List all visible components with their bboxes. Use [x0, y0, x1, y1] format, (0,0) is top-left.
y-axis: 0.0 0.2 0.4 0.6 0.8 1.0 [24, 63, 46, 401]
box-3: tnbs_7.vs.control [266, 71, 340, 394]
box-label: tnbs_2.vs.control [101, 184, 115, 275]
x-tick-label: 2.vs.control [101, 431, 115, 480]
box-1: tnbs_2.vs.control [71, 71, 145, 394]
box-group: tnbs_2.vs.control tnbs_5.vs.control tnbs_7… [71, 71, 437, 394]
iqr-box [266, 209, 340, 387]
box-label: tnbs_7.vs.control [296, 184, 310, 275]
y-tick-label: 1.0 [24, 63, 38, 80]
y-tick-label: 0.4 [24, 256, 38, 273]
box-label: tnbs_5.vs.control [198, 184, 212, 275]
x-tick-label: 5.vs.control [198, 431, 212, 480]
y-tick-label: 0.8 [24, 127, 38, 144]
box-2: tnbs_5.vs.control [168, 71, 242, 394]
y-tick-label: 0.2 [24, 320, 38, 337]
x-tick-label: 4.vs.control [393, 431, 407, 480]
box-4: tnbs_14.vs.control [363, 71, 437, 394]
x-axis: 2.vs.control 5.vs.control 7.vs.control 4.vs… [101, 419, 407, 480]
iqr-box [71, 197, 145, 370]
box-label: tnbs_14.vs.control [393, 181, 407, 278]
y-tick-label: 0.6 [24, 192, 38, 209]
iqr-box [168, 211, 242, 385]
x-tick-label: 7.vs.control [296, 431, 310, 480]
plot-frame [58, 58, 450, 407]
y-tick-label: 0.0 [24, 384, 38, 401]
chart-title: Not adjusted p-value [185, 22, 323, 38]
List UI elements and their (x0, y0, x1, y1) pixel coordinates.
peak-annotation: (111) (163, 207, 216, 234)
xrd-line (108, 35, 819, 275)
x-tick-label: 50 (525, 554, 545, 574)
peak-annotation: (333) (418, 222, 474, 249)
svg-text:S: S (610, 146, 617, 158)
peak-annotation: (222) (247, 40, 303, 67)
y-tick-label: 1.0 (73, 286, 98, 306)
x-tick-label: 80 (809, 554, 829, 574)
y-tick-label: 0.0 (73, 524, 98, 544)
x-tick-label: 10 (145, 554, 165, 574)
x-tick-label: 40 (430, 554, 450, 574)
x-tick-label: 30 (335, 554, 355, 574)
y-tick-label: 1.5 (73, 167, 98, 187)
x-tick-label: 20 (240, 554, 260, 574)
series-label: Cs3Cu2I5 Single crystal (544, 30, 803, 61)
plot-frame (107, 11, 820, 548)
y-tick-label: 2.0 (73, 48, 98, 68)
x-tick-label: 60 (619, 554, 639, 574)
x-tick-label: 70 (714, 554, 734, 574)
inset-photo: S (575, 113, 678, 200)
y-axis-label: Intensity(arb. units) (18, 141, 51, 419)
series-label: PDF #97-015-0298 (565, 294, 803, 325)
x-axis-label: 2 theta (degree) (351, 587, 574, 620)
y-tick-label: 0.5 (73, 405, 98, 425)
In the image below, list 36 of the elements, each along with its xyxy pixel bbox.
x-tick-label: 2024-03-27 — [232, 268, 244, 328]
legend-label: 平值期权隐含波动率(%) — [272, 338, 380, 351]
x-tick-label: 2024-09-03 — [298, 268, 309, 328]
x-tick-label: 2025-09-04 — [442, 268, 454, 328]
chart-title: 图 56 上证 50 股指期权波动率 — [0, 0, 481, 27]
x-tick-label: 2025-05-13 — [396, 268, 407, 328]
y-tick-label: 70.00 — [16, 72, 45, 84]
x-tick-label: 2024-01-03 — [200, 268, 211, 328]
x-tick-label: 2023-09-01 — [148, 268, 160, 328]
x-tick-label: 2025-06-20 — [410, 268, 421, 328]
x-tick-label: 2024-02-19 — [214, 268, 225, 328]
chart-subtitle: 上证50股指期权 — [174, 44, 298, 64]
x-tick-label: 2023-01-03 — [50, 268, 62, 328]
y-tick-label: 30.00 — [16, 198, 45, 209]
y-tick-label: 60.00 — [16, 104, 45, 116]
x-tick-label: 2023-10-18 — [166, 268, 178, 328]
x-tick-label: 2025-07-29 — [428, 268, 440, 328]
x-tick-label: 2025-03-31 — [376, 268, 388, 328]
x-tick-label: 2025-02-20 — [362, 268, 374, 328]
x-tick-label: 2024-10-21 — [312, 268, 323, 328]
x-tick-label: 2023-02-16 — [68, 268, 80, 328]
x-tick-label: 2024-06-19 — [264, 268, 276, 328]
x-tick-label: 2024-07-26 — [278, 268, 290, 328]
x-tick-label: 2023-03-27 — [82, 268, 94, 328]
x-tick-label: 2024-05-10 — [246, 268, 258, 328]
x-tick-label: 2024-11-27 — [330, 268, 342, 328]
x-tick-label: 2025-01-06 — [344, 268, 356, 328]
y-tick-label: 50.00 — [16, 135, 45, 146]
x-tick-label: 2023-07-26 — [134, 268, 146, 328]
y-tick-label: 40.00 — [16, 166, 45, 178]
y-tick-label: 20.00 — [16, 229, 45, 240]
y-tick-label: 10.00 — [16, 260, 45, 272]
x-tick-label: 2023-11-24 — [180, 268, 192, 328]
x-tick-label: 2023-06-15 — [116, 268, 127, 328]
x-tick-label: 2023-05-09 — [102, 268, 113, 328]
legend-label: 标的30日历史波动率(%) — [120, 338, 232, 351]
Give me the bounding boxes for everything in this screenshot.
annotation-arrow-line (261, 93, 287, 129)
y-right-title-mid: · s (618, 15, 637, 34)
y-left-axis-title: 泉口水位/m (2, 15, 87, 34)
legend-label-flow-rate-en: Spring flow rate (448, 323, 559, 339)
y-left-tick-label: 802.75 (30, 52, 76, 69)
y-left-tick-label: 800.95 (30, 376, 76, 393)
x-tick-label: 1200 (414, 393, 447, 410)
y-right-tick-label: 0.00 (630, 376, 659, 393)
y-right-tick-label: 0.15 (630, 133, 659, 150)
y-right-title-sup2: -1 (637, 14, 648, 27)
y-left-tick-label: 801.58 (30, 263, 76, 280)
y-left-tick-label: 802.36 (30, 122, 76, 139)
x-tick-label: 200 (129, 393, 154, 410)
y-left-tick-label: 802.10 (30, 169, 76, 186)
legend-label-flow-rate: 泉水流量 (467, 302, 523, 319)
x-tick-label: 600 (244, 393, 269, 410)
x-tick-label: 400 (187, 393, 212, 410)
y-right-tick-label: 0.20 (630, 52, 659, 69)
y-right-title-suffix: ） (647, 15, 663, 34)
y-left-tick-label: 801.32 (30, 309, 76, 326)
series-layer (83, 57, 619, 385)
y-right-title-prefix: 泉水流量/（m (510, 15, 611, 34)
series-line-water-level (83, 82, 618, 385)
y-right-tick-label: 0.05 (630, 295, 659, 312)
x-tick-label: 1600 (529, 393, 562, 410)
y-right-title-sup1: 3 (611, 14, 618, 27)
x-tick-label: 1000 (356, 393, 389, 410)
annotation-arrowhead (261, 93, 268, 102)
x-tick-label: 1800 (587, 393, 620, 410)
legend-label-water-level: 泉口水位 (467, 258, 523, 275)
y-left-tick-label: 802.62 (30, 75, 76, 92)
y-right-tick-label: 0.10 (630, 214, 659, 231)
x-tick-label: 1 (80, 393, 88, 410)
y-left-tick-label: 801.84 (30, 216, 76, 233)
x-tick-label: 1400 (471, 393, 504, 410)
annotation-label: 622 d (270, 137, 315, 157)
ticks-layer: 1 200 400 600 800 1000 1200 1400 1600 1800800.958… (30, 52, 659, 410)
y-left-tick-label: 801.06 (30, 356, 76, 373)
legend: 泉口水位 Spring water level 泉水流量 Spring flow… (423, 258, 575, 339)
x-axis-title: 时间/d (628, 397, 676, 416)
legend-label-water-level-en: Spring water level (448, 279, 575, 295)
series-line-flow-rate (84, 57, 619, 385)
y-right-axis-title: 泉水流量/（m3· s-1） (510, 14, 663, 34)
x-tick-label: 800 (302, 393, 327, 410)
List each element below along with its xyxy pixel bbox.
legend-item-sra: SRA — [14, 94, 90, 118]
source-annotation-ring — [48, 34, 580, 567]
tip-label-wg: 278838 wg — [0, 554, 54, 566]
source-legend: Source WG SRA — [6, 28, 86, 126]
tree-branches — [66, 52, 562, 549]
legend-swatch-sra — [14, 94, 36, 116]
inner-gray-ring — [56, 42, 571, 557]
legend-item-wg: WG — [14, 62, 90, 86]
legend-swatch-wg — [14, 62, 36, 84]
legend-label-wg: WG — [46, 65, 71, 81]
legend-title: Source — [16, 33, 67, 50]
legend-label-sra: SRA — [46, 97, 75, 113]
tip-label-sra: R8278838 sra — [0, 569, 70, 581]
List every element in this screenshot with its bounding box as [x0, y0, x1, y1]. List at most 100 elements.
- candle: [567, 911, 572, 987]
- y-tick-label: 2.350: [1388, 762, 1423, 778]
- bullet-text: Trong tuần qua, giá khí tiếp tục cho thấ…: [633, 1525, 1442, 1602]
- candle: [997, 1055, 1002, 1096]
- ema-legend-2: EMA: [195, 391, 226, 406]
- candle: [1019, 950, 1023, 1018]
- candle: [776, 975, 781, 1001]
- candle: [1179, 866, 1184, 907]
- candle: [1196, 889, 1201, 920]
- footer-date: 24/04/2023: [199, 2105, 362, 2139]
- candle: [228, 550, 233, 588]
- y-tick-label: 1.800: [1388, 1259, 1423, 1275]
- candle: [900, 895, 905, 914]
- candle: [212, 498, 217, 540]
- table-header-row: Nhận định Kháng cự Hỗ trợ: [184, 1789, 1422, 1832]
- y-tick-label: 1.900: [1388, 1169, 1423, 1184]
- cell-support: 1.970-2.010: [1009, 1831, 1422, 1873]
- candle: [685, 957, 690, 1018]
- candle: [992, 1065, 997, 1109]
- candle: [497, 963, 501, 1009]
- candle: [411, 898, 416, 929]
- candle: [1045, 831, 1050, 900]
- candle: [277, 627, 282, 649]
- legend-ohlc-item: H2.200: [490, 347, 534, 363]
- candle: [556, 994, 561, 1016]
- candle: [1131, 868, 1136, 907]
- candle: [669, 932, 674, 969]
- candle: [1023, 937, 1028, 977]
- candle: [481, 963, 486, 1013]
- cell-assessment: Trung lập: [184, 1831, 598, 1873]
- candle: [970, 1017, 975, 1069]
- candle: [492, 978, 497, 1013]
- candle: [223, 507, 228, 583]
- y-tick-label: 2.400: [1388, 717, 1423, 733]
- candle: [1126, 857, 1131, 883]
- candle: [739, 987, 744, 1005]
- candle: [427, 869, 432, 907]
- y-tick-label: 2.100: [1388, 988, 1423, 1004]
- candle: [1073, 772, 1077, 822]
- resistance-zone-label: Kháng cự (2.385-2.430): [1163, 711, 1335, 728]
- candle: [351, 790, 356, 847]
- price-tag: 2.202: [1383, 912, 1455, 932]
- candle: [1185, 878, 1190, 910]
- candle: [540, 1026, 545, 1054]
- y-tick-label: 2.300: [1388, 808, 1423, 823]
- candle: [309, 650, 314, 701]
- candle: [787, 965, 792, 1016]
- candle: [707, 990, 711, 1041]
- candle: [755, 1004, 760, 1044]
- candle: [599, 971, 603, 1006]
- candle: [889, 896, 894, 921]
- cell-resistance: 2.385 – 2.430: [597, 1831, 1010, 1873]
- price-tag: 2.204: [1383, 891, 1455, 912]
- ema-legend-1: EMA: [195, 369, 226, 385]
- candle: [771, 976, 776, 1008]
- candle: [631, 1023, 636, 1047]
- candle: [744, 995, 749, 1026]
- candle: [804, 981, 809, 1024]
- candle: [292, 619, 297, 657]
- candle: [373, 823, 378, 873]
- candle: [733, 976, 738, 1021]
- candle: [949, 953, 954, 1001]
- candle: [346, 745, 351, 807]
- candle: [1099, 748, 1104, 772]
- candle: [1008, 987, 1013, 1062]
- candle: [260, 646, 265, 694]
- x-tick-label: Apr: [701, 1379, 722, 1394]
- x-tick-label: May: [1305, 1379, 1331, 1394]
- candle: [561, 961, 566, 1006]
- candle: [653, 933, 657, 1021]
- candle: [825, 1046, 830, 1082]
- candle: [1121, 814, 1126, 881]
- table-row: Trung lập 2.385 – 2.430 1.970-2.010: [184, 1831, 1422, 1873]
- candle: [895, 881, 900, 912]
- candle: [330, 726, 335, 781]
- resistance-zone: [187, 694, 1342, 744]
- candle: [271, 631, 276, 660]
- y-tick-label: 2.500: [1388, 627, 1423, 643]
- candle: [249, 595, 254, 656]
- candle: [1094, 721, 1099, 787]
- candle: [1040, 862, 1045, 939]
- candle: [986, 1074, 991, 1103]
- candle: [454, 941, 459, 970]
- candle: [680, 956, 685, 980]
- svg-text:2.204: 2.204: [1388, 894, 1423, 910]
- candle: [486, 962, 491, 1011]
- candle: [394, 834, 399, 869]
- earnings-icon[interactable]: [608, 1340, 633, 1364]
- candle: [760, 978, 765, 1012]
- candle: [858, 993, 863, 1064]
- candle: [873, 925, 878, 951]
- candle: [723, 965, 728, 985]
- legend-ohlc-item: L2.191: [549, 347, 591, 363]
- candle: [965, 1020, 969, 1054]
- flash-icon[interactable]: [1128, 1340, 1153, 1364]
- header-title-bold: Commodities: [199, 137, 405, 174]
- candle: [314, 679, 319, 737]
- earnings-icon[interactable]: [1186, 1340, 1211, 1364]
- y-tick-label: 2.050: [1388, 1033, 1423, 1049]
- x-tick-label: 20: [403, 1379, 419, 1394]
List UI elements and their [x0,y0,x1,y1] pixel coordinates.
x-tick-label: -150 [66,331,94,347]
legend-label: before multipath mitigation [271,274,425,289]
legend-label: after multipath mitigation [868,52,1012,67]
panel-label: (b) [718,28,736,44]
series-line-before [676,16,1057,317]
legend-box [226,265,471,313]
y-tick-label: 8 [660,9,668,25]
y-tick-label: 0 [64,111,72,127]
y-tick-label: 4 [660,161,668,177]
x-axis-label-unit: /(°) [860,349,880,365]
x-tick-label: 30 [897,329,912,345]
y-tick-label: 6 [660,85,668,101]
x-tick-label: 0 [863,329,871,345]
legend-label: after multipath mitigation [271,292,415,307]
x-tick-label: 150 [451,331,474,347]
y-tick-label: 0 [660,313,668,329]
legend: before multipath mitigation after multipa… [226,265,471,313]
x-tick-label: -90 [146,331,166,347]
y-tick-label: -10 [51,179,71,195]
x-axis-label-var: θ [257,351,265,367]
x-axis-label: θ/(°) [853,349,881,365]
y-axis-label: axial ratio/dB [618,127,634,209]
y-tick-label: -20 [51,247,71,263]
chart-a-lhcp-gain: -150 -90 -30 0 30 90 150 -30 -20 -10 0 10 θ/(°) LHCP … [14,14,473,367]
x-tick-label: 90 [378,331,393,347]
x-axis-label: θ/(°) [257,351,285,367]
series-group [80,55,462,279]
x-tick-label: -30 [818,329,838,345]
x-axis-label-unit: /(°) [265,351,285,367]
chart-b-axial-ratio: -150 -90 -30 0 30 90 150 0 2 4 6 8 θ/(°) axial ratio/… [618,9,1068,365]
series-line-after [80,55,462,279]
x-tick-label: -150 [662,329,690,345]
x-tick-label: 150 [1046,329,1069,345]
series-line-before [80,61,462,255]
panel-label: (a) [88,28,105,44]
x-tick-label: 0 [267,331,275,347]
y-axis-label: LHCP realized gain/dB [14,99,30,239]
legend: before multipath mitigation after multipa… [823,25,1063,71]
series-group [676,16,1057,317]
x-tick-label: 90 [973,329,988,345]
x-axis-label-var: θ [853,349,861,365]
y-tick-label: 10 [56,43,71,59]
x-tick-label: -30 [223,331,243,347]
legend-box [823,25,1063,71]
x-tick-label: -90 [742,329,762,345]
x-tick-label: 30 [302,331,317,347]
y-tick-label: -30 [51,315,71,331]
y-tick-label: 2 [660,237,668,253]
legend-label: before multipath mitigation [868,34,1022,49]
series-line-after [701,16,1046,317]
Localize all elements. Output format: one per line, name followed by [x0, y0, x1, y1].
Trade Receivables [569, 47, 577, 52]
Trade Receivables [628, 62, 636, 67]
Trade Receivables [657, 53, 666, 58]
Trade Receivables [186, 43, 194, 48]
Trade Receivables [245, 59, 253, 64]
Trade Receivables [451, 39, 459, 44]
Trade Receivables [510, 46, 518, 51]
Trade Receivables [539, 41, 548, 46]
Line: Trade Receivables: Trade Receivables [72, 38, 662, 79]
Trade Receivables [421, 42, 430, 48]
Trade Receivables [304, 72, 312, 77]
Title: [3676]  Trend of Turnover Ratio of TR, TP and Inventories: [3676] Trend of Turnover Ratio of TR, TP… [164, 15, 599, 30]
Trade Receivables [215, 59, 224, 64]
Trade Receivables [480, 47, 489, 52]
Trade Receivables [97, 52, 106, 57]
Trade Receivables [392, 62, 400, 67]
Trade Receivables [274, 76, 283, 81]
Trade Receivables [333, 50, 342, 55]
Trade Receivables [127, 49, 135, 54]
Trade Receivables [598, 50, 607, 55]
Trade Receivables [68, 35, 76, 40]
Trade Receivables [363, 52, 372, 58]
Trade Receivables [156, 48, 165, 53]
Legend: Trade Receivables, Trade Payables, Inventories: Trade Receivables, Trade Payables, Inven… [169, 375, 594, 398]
□ □ □ □ □ □ □
> **WHAT TO DO**:
Turn the stretch from the start of the listing through the line that contains "y-tick-label: 1.0 [24, 63, 38, 80]" into a JSON list of strings, with one string per line and blank lines left out.

> **RESULT OF THE EXERCISE**:
[
  "List all visible components with their bboxes. Use [x0, y0, x1, y1] format, (0,0) is top-left.",
  "y-axis: 0.0 0.2 0.4 0.6 0.8 1.0 [24, 63, 46, 401]",
  "box-3: tnbs_7.vs.control [266, 71, 340, 394]",
  "box-label: tnbs_2.vs.control [101, 184, 115, 275]",
  "x-tick-label: 2.vs.control [101, 431, 115, 480]",
  "box-1: tnbs_2.vs.control [71, 71, 145, 394]",
  "box-group: tnbs_2.vs.control tnbs_5.vs.control tnbs_7… [71, 71, 437, 394]",
  "iqr-box [266, 209, 340, 387]",
  "box-label: tnbs_7.vs.control [296, 184, 310, 275]",
  "y-tick-label: 1.0 [24, 63, 38, 80]"
]